━━━━━ Data extract

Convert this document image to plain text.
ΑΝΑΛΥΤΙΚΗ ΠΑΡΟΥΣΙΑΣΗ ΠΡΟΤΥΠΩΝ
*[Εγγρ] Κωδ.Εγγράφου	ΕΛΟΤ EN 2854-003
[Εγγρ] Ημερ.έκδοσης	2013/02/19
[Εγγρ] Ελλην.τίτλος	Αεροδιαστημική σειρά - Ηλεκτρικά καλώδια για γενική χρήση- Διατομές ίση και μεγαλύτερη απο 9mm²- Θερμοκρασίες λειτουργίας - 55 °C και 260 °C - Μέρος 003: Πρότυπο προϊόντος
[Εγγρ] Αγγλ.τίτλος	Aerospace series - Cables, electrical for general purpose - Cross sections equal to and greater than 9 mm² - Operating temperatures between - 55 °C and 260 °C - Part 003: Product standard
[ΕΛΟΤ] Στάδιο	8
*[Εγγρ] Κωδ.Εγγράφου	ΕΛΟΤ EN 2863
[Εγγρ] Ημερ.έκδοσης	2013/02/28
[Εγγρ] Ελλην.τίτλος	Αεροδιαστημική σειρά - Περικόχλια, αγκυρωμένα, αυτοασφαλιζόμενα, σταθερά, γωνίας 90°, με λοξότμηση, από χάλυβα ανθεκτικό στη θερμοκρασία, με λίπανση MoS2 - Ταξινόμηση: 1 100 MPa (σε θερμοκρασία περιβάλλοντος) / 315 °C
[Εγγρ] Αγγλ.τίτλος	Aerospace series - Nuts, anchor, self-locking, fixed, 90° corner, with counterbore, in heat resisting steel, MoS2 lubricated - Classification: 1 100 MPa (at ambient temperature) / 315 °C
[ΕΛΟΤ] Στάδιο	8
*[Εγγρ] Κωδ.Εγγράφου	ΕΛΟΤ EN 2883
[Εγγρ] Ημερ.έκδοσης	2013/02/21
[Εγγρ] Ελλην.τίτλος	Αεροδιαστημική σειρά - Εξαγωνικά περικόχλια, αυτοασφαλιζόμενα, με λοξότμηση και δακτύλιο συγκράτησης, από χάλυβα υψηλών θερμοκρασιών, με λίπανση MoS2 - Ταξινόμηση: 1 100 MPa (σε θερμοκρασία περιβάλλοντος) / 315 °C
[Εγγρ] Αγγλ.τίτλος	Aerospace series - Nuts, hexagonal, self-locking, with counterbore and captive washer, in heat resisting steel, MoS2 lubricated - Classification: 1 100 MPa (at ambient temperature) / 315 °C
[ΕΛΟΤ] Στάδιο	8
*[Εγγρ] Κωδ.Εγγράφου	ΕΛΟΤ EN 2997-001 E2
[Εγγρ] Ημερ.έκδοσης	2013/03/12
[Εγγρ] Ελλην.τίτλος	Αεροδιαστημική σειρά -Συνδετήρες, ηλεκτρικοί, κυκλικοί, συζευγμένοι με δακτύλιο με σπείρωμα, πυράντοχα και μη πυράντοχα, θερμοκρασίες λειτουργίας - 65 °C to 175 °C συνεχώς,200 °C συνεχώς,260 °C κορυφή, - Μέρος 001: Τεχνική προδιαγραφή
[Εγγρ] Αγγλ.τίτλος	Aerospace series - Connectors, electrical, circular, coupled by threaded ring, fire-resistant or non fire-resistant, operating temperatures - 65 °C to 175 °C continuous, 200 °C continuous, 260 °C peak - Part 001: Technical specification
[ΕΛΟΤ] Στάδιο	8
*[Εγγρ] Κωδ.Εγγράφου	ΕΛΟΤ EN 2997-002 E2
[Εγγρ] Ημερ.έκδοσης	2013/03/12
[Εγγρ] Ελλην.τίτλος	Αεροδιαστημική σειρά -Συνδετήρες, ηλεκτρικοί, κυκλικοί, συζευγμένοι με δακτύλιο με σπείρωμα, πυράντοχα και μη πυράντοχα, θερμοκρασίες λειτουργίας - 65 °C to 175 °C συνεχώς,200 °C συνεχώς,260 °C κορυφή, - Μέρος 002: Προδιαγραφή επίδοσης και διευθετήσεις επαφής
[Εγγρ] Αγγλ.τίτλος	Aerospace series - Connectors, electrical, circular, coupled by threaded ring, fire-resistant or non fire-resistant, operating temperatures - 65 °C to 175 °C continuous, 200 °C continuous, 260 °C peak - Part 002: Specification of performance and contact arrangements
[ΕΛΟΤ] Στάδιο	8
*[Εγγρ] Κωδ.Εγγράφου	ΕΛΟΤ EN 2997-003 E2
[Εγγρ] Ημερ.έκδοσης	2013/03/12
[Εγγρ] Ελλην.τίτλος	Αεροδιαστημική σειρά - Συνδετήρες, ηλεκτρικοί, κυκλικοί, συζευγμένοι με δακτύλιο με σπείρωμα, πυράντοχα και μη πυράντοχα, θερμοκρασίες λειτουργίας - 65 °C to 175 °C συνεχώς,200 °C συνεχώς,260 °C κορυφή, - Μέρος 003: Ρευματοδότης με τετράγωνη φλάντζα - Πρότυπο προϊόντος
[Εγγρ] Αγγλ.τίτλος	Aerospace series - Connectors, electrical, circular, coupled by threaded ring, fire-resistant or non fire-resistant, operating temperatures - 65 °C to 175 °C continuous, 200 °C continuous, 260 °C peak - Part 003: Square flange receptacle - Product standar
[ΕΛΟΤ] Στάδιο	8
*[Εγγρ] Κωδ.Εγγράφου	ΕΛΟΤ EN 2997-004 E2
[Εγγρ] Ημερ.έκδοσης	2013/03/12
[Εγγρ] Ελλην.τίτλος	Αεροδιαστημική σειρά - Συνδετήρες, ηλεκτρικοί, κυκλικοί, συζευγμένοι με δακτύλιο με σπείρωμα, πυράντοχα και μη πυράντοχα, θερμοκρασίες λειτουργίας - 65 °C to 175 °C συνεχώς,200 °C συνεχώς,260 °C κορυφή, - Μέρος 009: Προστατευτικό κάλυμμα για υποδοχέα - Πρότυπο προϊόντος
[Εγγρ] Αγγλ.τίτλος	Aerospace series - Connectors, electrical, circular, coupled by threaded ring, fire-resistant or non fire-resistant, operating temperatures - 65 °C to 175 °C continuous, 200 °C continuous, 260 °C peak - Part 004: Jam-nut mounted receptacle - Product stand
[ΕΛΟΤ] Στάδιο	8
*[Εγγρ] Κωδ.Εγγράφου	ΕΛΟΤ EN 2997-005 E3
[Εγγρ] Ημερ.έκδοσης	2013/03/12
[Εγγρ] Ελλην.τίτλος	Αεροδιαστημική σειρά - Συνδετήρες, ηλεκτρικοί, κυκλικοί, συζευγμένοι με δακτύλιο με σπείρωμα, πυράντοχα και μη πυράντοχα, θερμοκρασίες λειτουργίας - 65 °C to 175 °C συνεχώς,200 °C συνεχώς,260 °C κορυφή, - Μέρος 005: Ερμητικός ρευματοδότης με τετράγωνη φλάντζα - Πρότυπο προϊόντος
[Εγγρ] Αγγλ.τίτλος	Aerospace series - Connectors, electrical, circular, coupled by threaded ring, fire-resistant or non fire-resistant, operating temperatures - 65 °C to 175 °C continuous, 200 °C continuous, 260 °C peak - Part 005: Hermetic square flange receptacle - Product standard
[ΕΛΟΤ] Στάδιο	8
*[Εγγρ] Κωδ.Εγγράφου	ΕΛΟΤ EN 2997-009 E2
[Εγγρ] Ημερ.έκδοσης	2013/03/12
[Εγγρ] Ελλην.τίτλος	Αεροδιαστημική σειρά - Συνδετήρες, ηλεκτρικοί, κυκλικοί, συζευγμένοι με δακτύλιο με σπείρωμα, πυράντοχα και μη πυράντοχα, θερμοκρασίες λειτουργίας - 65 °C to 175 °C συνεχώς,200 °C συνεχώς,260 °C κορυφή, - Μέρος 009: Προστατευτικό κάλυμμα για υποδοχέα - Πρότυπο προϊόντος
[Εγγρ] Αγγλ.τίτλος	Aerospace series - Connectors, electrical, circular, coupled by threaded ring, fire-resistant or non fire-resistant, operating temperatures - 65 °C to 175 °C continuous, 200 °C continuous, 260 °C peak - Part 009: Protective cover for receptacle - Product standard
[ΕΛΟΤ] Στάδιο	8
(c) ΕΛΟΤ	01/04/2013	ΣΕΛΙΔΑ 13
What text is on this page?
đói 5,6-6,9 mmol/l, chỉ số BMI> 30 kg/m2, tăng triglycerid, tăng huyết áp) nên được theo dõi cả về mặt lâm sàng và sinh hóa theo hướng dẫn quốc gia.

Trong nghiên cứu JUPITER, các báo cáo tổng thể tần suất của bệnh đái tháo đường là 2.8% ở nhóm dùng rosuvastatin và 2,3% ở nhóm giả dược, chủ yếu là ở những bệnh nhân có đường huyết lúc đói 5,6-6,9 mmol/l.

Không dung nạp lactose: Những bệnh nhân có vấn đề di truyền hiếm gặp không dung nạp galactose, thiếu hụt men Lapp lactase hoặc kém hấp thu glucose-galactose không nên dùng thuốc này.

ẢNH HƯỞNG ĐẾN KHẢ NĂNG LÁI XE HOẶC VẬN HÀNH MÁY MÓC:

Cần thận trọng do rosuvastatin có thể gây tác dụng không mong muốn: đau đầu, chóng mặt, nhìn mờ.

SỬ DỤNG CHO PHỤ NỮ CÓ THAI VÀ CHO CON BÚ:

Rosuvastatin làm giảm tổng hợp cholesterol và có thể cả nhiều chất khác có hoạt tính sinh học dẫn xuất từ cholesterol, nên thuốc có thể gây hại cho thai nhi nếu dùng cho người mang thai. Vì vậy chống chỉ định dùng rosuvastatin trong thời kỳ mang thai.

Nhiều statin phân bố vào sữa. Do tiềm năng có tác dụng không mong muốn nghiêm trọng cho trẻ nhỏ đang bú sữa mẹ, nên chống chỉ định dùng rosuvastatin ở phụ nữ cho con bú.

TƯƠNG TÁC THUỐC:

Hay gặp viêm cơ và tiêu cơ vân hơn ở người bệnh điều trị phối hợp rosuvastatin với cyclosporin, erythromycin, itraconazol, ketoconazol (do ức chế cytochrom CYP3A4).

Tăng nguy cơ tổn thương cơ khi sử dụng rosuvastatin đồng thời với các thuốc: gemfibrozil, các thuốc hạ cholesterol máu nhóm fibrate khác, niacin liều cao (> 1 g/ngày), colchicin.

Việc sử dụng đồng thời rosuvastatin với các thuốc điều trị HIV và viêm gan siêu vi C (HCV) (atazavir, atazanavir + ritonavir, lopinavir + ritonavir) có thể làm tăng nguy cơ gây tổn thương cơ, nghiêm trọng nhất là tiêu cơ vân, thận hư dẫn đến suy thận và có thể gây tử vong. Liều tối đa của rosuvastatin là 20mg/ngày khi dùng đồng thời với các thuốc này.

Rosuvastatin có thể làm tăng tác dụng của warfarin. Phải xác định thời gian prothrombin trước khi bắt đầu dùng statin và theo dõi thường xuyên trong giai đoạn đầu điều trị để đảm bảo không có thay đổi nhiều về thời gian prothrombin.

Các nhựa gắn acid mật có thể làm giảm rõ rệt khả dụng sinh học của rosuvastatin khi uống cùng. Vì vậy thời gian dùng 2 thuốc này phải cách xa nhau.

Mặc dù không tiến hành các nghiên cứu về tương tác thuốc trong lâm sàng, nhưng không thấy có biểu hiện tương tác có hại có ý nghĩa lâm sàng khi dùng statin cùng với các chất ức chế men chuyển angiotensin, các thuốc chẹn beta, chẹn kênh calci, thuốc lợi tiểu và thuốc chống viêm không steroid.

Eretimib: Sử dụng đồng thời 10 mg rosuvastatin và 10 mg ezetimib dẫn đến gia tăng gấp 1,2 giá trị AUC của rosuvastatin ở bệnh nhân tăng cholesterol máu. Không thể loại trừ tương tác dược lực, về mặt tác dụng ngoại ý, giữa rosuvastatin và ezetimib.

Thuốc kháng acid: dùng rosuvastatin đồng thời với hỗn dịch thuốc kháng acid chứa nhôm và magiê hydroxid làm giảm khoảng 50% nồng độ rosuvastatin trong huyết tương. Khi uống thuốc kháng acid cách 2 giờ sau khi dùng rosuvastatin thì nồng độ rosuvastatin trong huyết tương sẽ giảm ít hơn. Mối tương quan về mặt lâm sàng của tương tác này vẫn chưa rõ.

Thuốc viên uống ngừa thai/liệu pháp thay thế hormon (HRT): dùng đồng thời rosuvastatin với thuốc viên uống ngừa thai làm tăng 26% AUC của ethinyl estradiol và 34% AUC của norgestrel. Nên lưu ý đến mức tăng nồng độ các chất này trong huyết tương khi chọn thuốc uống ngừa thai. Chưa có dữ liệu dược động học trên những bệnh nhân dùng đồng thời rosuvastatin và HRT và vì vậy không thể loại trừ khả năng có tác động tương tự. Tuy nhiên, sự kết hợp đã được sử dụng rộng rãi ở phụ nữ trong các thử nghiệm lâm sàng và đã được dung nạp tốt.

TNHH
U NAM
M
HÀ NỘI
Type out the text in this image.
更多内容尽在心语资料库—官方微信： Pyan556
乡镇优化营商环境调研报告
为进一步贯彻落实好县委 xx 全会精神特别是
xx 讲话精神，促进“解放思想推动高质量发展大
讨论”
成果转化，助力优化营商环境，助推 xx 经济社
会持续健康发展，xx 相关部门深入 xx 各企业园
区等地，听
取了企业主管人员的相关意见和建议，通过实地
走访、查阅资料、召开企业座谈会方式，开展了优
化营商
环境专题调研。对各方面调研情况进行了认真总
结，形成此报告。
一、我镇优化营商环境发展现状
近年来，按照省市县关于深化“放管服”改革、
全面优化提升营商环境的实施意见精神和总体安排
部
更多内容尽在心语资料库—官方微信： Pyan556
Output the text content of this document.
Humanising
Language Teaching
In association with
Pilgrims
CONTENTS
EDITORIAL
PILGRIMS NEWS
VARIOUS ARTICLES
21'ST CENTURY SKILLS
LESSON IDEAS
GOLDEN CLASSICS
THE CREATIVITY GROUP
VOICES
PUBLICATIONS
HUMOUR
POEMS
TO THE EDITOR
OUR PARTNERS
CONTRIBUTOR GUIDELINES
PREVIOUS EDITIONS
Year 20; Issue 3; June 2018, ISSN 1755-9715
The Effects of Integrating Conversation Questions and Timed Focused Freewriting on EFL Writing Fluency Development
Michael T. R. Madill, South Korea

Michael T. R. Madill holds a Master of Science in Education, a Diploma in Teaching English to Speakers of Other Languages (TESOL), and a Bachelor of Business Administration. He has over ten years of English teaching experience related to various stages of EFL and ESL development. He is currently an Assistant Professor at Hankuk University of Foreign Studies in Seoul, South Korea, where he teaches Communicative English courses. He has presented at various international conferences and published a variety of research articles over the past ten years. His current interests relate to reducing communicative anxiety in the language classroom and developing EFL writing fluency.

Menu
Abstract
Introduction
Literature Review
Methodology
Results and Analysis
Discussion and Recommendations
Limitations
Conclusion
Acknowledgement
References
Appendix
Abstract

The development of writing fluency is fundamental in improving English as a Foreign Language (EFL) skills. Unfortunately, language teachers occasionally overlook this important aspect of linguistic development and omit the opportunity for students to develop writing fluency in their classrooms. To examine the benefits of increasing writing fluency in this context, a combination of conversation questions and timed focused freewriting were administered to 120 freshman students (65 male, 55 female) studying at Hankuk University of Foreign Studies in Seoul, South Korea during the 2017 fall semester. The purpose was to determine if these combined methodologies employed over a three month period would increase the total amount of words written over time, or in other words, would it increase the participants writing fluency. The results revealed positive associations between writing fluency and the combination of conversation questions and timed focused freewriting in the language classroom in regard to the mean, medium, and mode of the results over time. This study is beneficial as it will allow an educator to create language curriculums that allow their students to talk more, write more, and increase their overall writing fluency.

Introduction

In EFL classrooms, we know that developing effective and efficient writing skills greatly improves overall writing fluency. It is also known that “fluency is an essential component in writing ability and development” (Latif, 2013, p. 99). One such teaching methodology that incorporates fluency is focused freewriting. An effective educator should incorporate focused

━━━━━━━━━━

### Problem statement
From the data above, pick out each line containing "developing" and copy it.

### Exercise answer
Michael T. R. Madill holds a Master of Science in Education, a Diploma in Teaching English to Speakers of Other Languages (TESOL), and a Bachelor of Business Administration. He has over ten years of English teaching experience related to various stages of EFL and ESL development. He is currently an Assistant Professor at Hankuk University of Foreign Studies in Seoul, South Korea, where he teaches Communicative English courses. He has presented at various international conferences and published a variety of research articles over the past ten years. His current interests relate to reducing communicative anxiety in the language classroom and developing EFL writing fluency.
In EFL classrooms, we know that developing effective and efficient writing skills greatly improves overall writing fluency. It is also known that “fluency is an essential component in writing ability and development” (Latif, 2013, p. 99). One such teaching methodology that incorporates fluency is focused freewriting. An effective educator should incorporate focused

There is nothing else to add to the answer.